## START Given records
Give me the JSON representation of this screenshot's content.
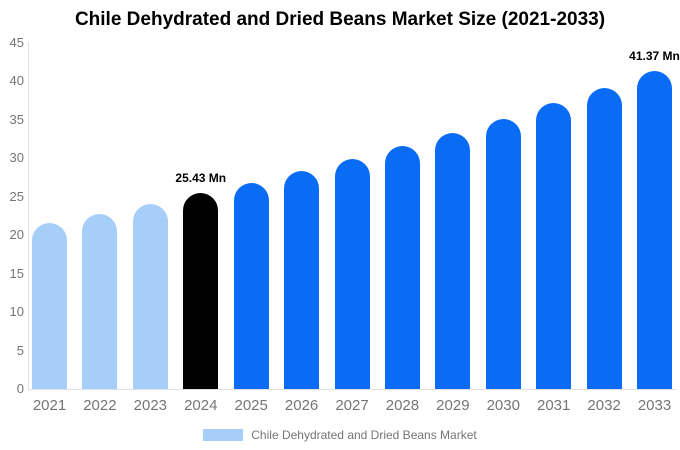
{
  "title": "Chile Dehydrated and Dried Beans Market Size (2021-2033)",
  "chart_data": {
    "type": "bar",
    "title": "Chile Dehydrated and Dried Beans Market Size (2021-2033)",
    "categories": [
      "2021",
      "2022",
      "2023",
      "2024",
      "2025",
      "2026",
      "2027",
      "2028",
      "2029",
      "2030",
      "2031",
      "2032",
      "2033"
    ],
    "values": [
      21.62,
      22.82,
      24.09,
      25.43,
      26.84,
      28.34,
      29.91,
      31.57,
      33.33,
      35.18,
      37.14,
      39.2,
      41.37
    ],
    "unit": "Mn",
    "point_colors": [
      "#a6cef8",
      "#a6cef8",
      "#a6cef8",
      "#000000",
      "#0a6cf5",
      "#0a6cf5",
      "#0a6cf5",
      "#0a6cf5",
      "#0a6cf5",
      "#0a6cf5",
      "#0a6cf5",
      "#0a6cf5",
      "#0a6cf5"
    ],
    "annotations": [
      {
        "category": "2024",
        "text": "25.43 Mn"
      },
      {
        "category": "2033",
        "text": "41.37 Mn"
      }
    ],
    "xlabel": "",
    "ylabel": "",
    "ylim": [
      0,
      45
    ],
    "ytick_step": 5,
    "ytick_labels": [
      "0",
      "5",
      "10",
      "15",
      "20",
      "25",
      "30",
      "35",
      "40",
      "45"
    ],
    "grid": false,
    "legend": {
      "label": "Chile Dehydrated and Dried Beans Market",
      "swatch_color": "#a6cef8",
      "position": "bottom"
    }
  },
  "colors": {
    "forecast_bar": "#0a6cf5",
    "historical_bar": "#a6cef8",
    "base_year_bar": "#000000",
    "axis_line": "#e0e0e0",
    "tick_text": "#757575",
    "title_text": "#000000",
    "annotation_text": "#000000",
    "background": "#ffffff"
  }
}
## END Given records
● **Problem requirements**: Determine the count of lines in the data above with the string "Size" in them, and give that count alone.

● **Solution to this exercise**: 2